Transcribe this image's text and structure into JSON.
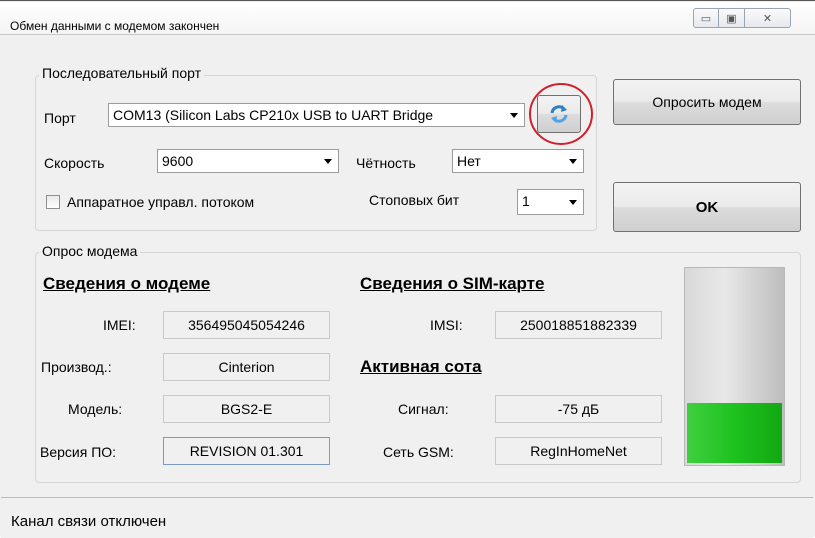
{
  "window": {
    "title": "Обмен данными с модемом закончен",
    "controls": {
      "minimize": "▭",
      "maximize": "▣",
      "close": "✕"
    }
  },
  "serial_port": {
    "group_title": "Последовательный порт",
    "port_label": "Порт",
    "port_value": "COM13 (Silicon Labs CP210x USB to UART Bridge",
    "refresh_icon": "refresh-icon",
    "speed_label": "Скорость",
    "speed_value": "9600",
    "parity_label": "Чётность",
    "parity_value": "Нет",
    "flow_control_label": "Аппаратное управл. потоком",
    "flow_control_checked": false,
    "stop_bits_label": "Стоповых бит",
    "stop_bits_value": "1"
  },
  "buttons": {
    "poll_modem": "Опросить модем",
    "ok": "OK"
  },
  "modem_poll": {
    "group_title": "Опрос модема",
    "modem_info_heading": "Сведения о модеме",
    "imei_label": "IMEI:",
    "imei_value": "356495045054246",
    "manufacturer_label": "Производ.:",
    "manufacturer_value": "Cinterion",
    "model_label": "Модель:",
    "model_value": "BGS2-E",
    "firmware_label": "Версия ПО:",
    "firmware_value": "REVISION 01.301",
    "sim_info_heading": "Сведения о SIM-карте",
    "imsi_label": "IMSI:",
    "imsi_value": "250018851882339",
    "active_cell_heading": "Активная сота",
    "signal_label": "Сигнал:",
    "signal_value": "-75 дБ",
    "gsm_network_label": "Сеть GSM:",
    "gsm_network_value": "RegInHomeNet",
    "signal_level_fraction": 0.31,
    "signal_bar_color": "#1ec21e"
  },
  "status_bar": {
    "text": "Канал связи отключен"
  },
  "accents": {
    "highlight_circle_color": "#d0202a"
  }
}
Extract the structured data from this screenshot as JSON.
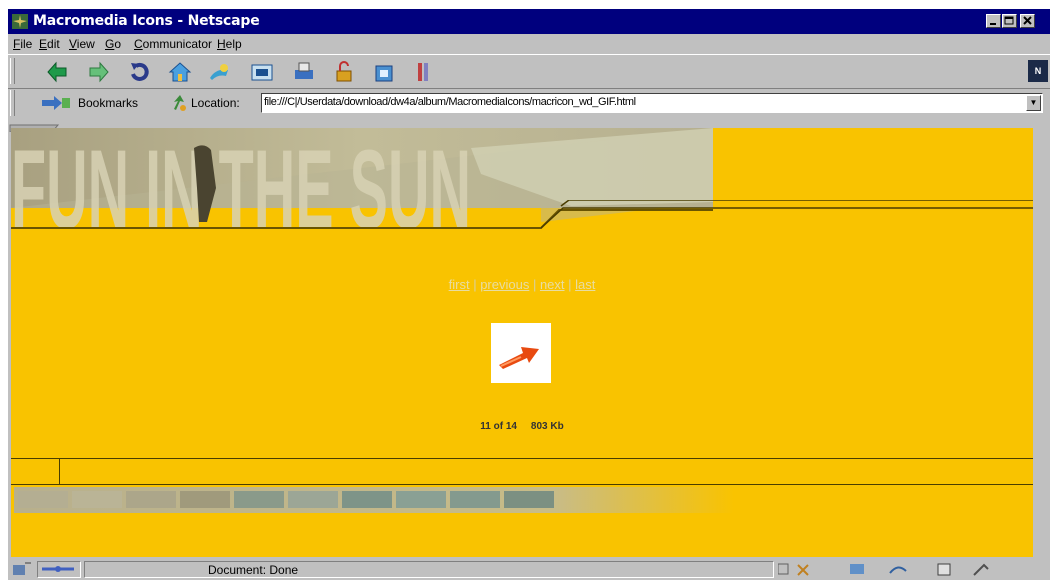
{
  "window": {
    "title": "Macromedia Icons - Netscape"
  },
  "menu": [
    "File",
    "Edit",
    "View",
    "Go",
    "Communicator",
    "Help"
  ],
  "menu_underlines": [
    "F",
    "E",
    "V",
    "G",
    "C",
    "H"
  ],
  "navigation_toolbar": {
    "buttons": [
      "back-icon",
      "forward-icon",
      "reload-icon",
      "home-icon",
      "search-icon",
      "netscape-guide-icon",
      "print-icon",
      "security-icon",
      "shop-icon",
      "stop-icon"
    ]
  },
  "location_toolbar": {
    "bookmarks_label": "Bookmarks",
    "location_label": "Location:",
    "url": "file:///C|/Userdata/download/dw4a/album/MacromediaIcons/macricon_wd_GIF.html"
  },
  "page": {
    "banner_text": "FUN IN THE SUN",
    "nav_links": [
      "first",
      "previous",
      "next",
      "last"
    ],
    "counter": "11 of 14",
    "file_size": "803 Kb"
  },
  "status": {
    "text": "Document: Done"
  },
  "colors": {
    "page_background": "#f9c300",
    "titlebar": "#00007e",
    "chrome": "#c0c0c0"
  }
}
━━━━
Exercise goal → Without the pictures, restate each entry exactly.

Task result →
Transcribe this image's text and structure into JSON.
{
  "window": {
    "title": "Обмен данными с модемом закончен",
    "controls": {
      "minimize": "▭",
      "maximize": "▣",
      "close": "✕"
    }
  },
  "serial_port": {
    "group_title": "Последовательный порт",
    "port_label": "Порт",
    "port_value": "COM13 (Silicon Labs CP210x USB to UART Bridge",
    "refresh_icon": "refresh-icon",
    "speed_label": "Скорость",
    "speed_value": "9600",
    "parity_label": "Чётность",
    "parity_value": "Нет",
    "flow_control_label": "Аппаратное управл. потоком",
    "flow_control_checked": false,
    "stop_bits_label": "Стоповых бит",
    "stop_bits_value": "1"
  },
  "buttons": {
    "poll_modem": "Опросить модем",
    "ok": "OK"
  },
  "modem_poll": {
    "group_title": "Опрос модема",
    "modem_info_heading": "Сведения о модеме",
    "imei_label": "IMEI:",
    "imei_value": "356495045054246",
    "manufacturer_label": "Производ.:",
    "manufacturer_value": "Cinterion",
    "model_label": "Модель:",
    "model_value": "BGS2-E",
    "firmware_label": "Версия ПО:",
    "firmware_value": "REVISION 01.301",
    "sim_info_heading": "Сведения о SIM-карте",
    "imsi_label": "IMSI:",
    "imsi_value": "250018851882339",
    "active_cell_heading": "Активная сота",
    "signal_label": "Сигнал:",
    "signal_value": "-75 дБ",
    "gsm_network_label": "Сеть GSM:",
    "gsm_network_value": "RegInHomeNet",
    "signal_level_fraction": 0.31,
    "signal_bar_color": "#1ec21e"
  },
  "status_bar": {
    "text": "Канал связи отключен"
  },
  "accents": {
    "highlight_circle_color": "#d0202a"
  }
}
Extract the structured data from this screenshot as JSON.
{
  "window": {
    "title": "Macromedia Icons - Netscape"
  },
  "menu": [
    "File",
    "Edit",
    "View",
    "Go",
    "Communicator",
    "Help"
  ],
  "menu_underlines": [
    "F",
    "E",
    "V",
    "G",
    "C",
    "H"
  ],
  "navigation_toolbar": {
    "buttons": [
      "back-icon",
      "forward-icon",
      "reload-icon",
      "home-icon",
      "search-icon",
      "netscape-guide-icon",
      "print-icon",
      "security-icon",
      "shop-icon",
      "stop-icon"
    ]
  },
  "location_toolbar": {
    "bookmarks_label": "Bookmarks",
    "location_label": "Location:",
    "url": "file:///C|/Userdata/download/dw4a/album/MacromediaIcons/macricon_wd_GIF.html"
  },
  "page": {
    "banner_text": "FUN IN THE SUN",
    "nav_links": [
      "first",
      "previous",
      "next",
      "last"
    ],
    "counter": "11 of 14",
    "file_size": "803 Kb"
  },
  "status": {
    "text": "Document: Done"
  },
  "colors": {
    "page_background": "#f9c300",
    "titlebar": "#00007e",
    "chrome": "#c0c0c0"
  }
}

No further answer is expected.